What to work on: Repeat the lines that follow, leaving nothing out.

Extracted records:
══════════

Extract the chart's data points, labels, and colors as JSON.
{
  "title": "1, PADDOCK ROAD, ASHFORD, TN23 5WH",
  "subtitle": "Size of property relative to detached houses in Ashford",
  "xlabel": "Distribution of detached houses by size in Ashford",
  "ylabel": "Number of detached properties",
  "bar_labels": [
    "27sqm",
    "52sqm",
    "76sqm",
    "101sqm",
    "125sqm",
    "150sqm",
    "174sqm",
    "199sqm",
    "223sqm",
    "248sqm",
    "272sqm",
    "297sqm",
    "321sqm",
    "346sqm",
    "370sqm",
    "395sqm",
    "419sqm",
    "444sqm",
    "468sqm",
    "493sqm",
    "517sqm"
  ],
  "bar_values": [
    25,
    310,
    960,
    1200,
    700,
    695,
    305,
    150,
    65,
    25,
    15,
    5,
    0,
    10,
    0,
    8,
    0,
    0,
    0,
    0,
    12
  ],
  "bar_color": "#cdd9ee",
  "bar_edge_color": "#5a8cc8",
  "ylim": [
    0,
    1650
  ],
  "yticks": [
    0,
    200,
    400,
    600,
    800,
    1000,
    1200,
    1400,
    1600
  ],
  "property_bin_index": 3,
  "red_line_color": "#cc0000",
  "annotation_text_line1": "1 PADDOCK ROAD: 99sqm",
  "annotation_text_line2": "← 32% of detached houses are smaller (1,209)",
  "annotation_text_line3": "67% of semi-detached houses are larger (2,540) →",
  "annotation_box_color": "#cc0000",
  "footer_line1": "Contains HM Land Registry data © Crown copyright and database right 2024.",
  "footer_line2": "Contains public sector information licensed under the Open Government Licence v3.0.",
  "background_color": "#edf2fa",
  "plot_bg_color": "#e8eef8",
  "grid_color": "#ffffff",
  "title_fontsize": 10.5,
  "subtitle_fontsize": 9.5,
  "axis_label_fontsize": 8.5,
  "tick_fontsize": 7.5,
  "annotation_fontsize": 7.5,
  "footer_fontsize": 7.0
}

══════════

Answer in full:
Extract the chart's data points, labels, and colors as JSON.
{
  "title": "1, PADDOCK ROAD, ASHFORD, TN23 5WH",
  "subtitle": "Size of property relative to detached houses in Ashford",
  "xlabel": "Distribution of detached houses by size in Ashford",
  "ylabel": "Number of detached properties",
  "bar_labels": [
    "27sqm",
    "52sqm",
    "76sqm",
    "101sqm",
    "125sqm",
    "150sqm",
    "174sqm",
    "199sqm",
    "223sqm",
    "248sqm",
    "272sqm",
    "297sqm",
    "321sqm",
    "346sqm",
    "370sqm",
    "395sqm",
    "419sqm",
    "444sqm",
    "468sqm",
    "493sqm",
    "517sqm"
  ],
  "bar_values": [
    25,
    310,
    960,
    1200,
    700,
    695,
    305,
    150,
    65,
    25,
    15,
    5,
    0,
    10,
    0,
    8,
    0,
    0,
    0,
    0,
    12
  ],
  "bar_color": "#cdd9ee",
  "bar_edge_color": "#5a8cc8",
  "ylim": [
    0,
    1650
  ],
  "yticks": [
    0,
    200,
    400,
    600,
    800,
    1000,
    1200,
    1400,
    1600
  ],
  "property_bin_index": 3,
  "red_line_color": "#cc0000",
  "annotation_text_line1": "1 PADDOCK ROAD: 99sqm",
  "annotation_text_line2": "← 32% of detached houses are smaller (1,209)",
  "annotation_text_line3": "67% of semi-detached houses are larger (2,540) →",
  "annotation_box_color": "#cc0000",
  "footer_line1": "Contains HM Land Registry data © Crown copyright and database right 2024.",
  "footer_line2": "Contains public sector information licensed under the Open Government Licence v3.0.",
  "background_color": "#edf2fa",
  "plot_bg_color": "#e8eef8",
  "grid_color": "#ffffff",
  "title_fontsize": 10.5,
  "subtitle_fontsize": 9.5,
  "axis_label_fontsize": 8.5,
  "tick_fontsize": 7.5,
  "annotation_fontsize": 7.5,
  "footer_fontsize": 7.0
}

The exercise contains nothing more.